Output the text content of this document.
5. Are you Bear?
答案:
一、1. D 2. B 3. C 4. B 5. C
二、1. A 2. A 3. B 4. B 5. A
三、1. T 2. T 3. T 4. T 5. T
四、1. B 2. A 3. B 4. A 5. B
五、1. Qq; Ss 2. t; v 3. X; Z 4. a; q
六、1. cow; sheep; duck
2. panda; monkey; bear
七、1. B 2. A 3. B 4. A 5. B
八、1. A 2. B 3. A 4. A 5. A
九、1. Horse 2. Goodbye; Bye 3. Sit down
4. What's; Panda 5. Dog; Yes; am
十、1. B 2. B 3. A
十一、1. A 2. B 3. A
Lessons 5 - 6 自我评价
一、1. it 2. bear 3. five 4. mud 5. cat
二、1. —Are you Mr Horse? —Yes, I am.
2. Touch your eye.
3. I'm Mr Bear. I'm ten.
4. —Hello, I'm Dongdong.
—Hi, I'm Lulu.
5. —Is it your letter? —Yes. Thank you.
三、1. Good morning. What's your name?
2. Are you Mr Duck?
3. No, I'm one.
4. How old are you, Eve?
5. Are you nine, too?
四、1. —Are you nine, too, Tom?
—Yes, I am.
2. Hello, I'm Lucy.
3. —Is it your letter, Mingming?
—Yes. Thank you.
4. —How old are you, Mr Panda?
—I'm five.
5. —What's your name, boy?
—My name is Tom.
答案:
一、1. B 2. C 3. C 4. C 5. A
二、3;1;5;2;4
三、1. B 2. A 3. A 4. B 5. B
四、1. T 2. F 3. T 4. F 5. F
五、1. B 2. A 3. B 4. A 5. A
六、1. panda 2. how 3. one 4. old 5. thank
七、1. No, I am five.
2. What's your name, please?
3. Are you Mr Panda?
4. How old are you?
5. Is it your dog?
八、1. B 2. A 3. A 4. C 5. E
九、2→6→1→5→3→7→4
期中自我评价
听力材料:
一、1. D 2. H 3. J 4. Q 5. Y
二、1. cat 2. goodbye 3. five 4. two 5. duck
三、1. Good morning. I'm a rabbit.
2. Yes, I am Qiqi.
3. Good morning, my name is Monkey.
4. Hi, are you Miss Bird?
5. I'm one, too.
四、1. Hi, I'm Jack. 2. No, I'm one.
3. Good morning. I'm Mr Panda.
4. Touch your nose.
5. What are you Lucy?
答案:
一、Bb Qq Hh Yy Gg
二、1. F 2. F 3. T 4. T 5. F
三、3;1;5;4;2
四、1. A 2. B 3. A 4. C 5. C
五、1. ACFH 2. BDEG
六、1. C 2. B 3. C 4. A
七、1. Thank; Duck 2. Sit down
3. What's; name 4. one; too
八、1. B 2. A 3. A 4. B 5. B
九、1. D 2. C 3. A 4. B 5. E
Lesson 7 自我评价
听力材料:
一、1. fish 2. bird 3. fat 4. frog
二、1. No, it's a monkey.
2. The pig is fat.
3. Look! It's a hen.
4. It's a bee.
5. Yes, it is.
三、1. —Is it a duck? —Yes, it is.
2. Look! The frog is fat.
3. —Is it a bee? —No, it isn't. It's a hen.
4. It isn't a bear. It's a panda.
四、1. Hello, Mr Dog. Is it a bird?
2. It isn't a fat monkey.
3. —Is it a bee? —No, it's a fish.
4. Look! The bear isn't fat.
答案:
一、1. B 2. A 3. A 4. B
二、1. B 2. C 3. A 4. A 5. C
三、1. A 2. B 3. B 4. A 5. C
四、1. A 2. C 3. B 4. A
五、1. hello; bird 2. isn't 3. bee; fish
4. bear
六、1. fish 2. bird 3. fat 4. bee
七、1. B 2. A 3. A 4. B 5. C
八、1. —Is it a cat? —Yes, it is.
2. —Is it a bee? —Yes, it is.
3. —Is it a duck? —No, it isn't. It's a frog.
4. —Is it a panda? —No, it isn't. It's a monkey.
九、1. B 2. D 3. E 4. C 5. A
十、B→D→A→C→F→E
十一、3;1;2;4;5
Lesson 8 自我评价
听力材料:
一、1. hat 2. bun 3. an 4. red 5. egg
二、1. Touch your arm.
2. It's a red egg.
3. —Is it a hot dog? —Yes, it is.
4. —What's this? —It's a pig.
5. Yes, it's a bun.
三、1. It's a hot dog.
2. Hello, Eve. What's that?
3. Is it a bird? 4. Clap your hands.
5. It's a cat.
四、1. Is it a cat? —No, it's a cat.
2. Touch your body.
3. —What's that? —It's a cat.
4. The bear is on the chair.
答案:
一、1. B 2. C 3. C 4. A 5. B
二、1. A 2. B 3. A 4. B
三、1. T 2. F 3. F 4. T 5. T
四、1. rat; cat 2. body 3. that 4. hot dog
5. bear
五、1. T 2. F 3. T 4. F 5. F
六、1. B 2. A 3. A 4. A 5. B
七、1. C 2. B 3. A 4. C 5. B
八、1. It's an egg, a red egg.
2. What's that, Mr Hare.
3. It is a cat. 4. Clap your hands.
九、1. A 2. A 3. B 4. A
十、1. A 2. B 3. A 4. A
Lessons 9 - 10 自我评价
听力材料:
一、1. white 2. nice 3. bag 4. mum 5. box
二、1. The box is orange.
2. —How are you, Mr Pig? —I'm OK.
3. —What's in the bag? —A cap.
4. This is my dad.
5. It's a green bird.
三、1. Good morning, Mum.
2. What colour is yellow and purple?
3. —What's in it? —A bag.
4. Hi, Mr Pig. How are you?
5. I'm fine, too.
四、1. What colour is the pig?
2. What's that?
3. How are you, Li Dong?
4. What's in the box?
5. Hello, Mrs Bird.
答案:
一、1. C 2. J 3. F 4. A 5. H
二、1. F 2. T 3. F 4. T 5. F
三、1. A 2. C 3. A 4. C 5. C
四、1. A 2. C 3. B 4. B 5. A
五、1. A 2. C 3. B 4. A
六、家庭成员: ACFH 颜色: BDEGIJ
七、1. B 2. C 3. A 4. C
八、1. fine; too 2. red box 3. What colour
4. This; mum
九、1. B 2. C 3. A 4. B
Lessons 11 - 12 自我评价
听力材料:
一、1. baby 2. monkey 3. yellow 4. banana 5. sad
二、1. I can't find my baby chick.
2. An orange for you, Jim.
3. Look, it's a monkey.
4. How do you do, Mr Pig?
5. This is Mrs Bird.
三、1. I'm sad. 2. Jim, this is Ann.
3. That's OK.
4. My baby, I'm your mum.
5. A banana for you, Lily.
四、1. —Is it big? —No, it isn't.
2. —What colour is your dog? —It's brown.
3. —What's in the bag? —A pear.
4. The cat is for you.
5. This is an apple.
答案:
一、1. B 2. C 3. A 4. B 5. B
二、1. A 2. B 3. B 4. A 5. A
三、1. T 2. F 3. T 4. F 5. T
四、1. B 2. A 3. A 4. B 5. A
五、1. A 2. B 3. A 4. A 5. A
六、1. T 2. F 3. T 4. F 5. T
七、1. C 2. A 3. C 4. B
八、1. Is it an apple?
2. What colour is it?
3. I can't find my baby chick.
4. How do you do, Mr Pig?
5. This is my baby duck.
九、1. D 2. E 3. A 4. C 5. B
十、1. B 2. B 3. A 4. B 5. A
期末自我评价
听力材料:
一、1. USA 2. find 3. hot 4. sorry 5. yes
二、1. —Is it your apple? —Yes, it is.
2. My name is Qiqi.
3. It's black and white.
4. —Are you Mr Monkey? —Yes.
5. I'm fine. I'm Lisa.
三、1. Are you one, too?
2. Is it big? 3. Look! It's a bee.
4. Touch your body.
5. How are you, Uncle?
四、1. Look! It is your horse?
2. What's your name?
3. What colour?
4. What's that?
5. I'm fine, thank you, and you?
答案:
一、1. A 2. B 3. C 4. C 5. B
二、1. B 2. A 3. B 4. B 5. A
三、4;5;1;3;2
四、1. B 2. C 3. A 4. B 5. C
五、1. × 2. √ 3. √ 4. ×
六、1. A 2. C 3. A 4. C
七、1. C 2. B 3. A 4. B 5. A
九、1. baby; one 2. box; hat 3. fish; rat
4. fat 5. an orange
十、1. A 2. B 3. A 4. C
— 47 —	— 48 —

════════════════════

* **TASK BRIEF**
Which lines contain the word "find"? Copy each one.

* **EXERCISE ANSWER**
二、1. I can't find my baby chick.
3. I can't find my baby chick.
一、1. USA 2. find 3. hot 4. sorry 5. yes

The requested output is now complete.